Dataset records:
'''
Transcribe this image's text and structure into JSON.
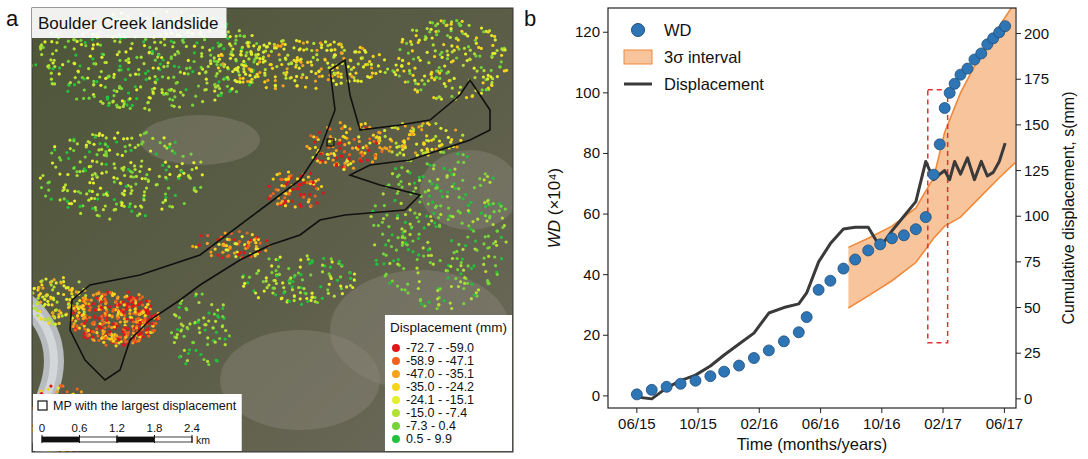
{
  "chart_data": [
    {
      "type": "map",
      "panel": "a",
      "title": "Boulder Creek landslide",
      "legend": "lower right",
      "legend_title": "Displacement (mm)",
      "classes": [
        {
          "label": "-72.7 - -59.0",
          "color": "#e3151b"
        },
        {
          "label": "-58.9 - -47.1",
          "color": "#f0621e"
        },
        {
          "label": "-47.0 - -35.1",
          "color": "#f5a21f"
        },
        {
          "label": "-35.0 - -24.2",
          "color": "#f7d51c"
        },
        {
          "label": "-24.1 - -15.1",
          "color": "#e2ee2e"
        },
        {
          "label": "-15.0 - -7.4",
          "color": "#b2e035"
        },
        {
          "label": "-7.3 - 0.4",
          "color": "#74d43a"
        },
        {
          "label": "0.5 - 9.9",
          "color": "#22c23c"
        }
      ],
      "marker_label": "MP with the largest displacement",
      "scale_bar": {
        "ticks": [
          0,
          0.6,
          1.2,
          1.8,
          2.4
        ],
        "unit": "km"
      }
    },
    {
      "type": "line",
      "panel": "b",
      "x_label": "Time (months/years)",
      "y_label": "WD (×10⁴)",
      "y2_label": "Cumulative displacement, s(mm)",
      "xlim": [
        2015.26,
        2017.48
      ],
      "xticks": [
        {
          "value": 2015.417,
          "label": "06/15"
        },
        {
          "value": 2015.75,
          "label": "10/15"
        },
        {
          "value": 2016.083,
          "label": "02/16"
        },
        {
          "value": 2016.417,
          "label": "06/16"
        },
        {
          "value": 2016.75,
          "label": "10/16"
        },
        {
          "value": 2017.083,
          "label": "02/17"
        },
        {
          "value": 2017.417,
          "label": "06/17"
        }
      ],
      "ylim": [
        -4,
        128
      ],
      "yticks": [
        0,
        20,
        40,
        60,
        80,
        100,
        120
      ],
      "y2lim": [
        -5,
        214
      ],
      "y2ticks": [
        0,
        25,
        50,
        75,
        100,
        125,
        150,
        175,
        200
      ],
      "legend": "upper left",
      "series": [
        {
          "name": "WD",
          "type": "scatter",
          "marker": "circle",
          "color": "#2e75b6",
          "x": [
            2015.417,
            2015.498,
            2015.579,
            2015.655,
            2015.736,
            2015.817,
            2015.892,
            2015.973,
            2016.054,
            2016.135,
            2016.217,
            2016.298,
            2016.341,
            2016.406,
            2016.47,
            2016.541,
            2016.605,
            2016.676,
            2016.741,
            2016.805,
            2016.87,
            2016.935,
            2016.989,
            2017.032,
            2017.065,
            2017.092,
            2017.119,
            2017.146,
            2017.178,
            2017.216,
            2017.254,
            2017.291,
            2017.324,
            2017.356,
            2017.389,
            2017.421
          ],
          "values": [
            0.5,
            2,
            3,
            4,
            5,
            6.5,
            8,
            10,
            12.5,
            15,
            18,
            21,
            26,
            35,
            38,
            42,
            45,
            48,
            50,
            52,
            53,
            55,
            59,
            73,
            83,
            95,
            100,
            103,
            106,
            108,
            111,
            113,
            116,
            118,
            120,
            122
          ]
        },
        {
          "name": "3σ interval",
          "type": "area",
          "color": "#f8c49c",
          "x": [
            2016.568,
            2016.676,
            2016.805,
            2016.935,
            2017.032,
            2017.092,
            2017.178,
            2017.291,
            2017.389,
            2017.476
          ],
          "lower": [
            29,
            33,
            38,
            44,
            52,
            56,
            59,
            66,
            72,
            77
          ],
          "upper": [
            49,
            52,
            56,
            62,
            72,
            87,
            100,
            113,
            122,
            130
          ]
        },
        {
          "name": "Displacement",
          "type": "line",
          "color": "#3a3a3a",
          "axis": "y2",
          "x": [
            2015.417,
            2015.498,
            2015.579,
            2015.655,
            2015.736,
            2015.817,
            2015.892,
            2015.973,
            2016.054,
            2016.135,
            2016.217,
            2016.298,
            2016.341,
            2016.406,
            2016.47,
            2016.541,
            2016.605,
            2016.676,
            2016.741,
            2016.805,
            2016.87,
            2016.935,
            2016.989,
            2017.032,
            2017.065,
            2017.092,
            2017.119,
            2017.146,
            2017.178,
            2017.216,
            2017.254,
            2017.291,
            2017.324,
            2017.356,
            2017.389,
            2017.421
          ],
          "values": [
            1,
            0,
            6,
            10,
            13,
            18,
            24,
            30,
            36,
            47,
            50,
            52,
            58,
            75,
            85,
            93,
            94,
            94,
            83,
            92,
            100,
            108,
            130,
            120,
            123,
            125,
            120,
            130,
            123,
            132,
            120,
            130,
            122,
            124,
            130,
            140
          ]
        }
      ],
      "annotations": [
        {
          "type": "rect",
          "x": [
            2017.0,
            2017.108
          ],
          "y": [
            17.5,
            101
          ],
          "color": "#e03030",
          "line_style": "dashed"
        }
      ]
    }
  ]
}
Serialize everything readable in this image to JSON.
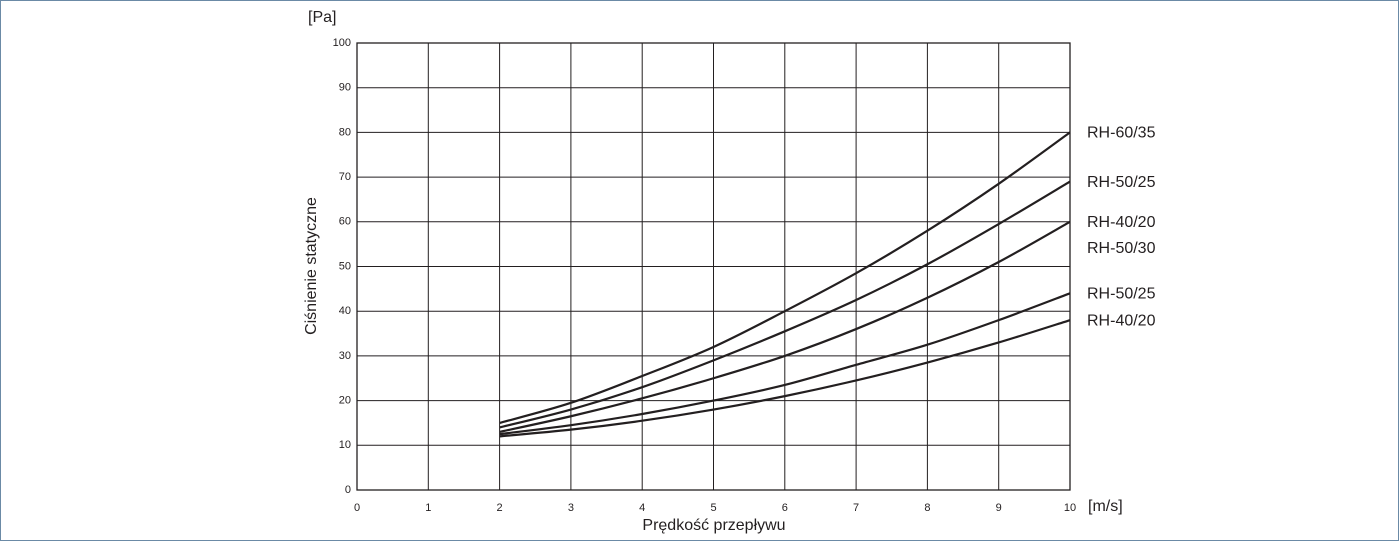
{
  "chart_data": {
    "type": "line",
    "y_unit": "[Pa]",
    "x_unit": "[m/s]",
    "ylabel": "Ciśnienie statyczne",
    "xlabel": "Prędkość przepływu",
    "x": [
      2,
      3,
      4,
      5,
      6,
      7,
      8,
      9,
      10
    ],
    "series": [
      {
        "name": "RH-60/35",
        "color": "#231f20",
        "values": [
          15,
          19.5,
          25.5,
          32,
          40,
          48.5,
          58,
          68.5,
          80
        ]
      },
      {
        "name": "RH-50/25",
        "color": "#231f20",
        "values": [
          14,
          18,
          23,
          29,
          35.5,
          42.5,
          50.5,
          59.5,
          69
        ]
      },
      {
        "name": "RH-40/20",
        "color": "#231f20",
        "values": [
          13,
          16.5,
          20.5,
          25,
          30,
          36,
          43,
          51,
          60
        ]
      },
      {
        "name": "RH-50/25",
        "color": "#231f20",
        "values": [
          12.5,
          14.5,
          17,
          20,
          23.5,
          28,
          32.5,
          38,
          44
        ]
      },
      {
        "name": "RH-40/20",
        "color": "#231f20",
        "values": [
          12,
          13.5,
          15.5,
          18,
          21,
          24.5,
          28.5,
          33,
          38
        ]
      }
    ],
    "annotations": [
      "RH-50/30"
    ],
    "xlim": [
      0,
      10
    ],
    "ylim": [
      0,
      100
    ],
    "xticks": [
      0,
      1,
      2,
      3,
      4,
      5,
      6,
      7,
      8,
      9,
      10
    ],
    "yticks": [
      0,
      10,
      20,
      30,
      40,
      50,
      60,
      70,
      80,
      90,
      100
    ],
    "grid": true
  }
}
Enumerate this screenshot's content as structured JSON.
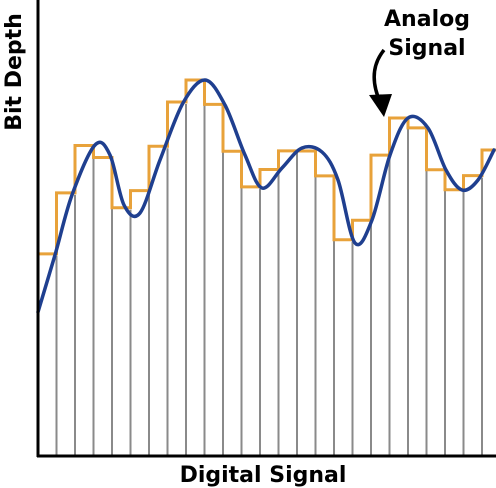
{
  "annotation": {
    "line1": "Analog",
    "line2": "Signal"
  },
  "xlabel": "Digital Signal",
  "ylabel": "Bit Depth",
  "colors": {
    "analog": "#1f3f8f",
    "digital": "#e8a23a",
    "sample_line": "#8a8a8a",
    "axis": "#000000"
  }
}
'''
The request: Across the records, how many lines contain "name"? Only the number should be given.

Finished task: 8